Objective >>
Set down the records once more, please, exactly and with the pictures left out.

_ _ _ _ _

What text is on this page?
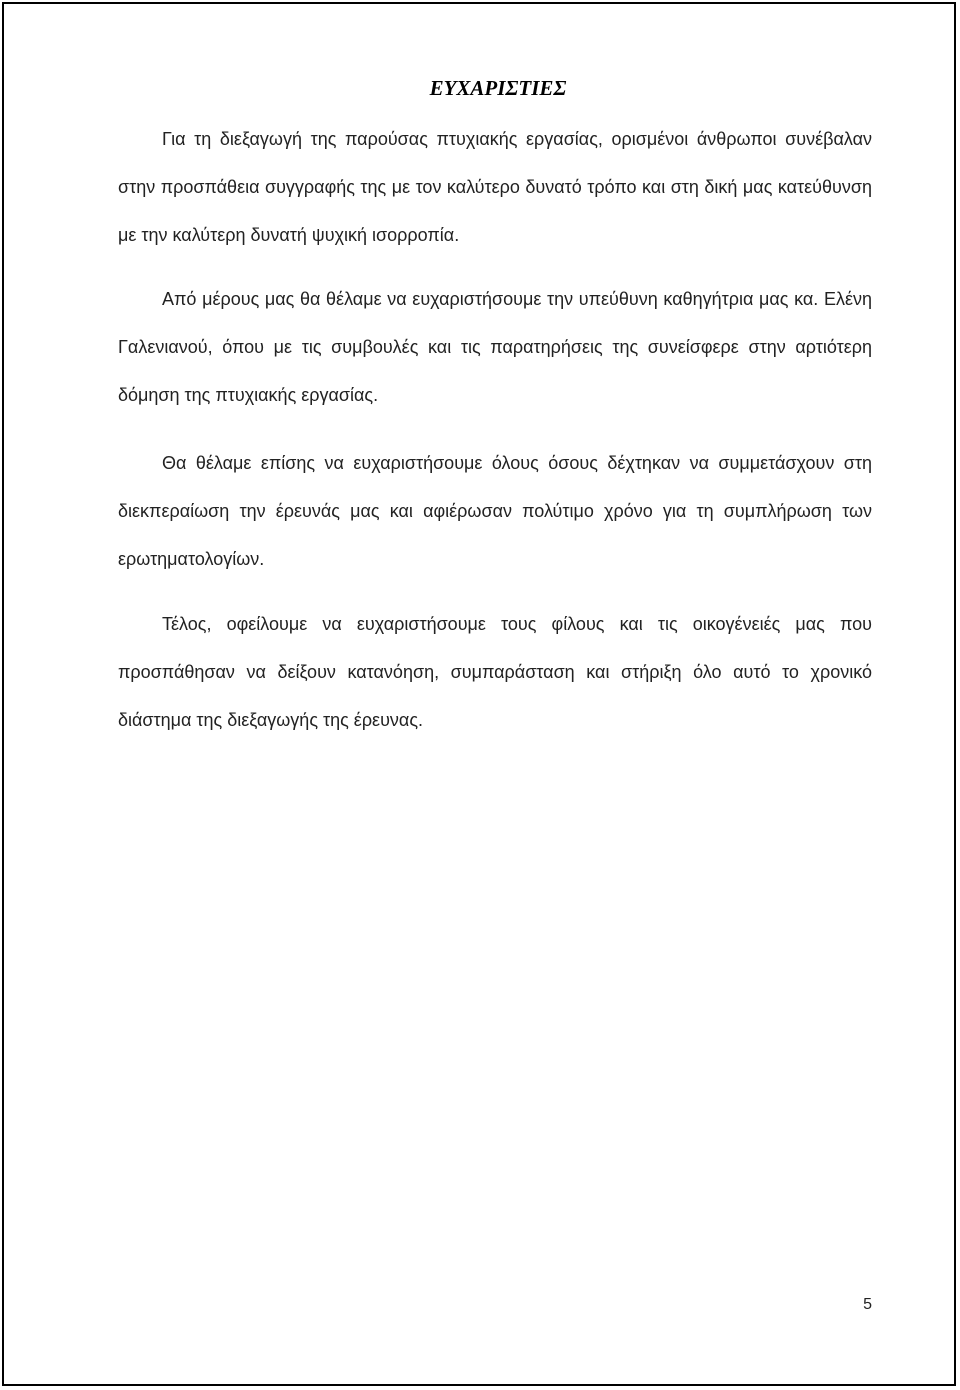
ΕΥΧΑΡΙΣΤΙΕΣ

Για τη διεξαγωγή της παρούσας πτυχιακής εργασίας, ορισμένοι άνθρωποι συνέβαλαν στην προσπάθεια συγγραφής της με τον καλύτερο δυνατό τρόπο και στη δική μας κατεύθυνση με την καλύτερη δυνατή ψυχική ισορροπία.

Από μέρους μας θα θέλαμε να ευχαριστήσουμε την υπεύθυνη καθηγήτρια μας κα. Ελένη Γαλενιανού, όπου με τις συμβουλές και τις παρατηρήσεις της συνείσφερε στην αρτιότερη δόμηση της πτυχιακής εργασίας.

Θα θέλαμε επίσης να ευχαριστήσουμε όλους όσους δέχτηκαν να συμμετάσχουν στη διεκπεραίωση την έρευνάς μας και αφιέρωσαν πολύτιμο χρόνο για τη συμπλήρωση των ερωτηματολογίων.

Τέλος, οφείλουμε να ευχαριστήσουμε τους φίλους και τις οικογένειές μας που προσπάθησαν να δείξουν κατανόηση, συμπαράσταση και στήριξη όλο αυτό το χρονικό διάστημα της διεξαγωγής της έρευνας.

5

_ _ _ _ _

Answer for the task >>
What text is on this page?
ΕΥΧΑΡΙΣΤΙΕΣ

Για τη διεξαγωγή της παρούσας πτυχιακής εργασίας, ορισμένοι άνθρωποι συνέβαλαν στην προσπάθεια συγγραφής της με τον καλύτερο δυνατό τρόπο και στη δική μας κατεύθυνση με την καλύτερη δυνατή ψυχική ισορροπία.

Από μέρους μας θα θέλαμε να ευχαριστήσουμε την υπεύθυνη καθηγήτρια μας κα. Ελένη Γαλενιανού, όπου με τις συμβουλές και τις παρατηρήσεις της συνείσφερε στην αρτιότερη δόμηση της πτυχιακής εργασίας.

Θα θέλαμε επίσης να ευχαριστήσουμε όλους όσους δέχτηκαν να συμμετάσχουν στη διεκπεραίωση την έρευνάς μας και αφιέρωσαν πολύτιμο χρόνο για τη συμπλήρωση των ερωτηματολογίων.

Τέλος, οφείλουμε να ευχαριστήσουμε τους φίλους και τις οικογένειές μας που προσπάθησαν να δείξουν κατανόηση, συμπαράσταση και στήριξη όλο αυτό το χρονικό διάστημα της διεξαγωγής της έρευνας.

5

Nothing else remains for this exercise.